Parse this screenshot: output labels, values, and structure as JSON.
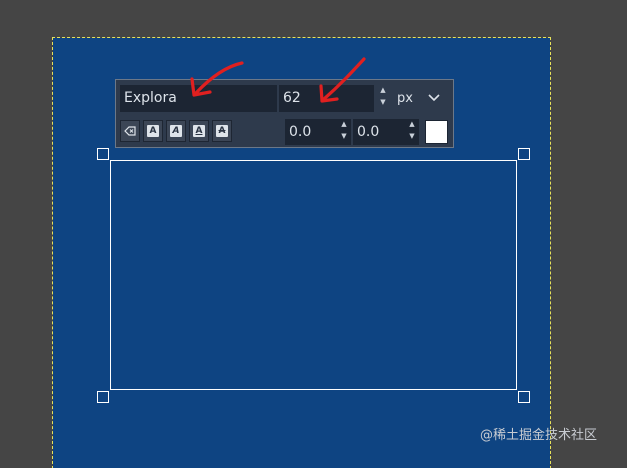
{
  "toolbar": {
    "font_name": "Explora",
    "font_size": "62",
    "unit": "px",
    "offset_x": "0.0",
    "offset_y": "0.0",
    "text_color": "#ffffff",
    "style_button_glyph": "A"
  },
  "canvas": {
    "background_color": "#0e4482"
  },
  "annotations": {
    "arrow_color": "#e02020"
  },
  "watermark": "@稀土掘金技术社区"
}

==============================

### Requirement:
Copy the records word for word, leaving no picture in the copy.

### Answer to the exercise:
Parse this screenshot: output labels, values, and structure as JSON.
{
  "toolbar": {
    "font_name": "Explora",
    "font_size": "62",
    "unit": "px",
    "offset_x": "0.0",
    "offset_y": "0.0",
    "text_color": "#ffffff",
    "style_button_glyph": "A"
  },
  "canvas": {
    "background_color": "#0e4482"
  },
  "annotations": {
    "arrow_color": "#e02020"
  },
  "watermark": "@稀土掘金技术社区"
}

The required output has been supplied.